**Data shown**
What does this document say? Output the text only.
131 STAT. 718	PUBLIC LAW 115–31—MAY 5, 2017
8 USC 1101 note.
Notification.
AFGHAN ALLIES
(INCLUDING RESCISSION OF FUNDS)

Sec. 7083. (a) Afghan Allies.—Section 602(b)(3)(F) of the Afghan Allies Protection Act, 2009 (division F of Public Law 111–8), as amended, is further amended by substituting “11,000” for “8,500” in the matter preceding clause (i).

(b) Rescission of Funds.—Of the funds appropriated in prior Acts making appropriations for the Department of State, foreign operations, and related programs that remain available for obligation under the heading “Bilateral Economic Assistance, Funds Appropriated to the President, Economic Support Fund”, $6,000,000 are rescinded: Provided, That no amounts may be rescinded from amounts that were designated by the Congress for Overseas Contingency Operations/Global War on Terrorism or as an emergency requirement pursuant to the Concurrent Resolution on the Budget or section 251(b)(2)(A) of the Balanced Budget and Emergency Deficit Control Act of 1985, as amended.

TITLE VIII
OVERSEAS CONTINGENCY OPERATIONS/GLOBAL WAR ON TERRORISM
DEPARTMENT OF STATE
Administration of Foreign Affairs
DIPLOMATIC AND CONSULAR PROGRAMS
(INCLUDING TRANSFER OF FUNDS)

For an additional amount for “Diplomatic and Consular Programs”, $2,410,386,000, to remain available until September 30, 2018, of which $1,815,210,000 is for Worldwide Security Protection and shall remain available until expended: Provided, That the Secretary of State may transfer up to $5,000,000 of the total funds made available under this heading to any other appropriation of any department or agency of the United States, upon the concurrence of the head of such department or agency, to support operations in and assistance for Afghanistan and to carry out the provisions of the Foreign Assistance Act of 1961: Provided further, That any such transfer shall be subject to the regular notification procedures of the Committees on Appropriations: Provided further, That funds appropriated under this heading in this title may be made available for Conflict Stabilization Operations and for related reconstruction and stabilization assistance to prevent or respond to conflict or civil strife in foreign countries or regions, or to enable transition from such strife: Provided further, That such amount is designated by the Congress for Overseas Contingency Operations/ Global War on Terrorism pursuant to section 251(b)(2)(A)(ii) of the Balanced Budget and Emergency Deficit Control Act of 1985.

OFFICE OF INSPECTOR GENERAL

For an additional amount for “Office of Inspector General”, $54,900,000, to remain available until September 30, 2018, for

**What you are asked to do**
Look through the data above. Find each line with the string "INCLUDING" and copy it.

**Worked answer**
(INCLUDING RESCISSION OF FUNDS)
(INCLUDING TRANSFER OF FUNDS)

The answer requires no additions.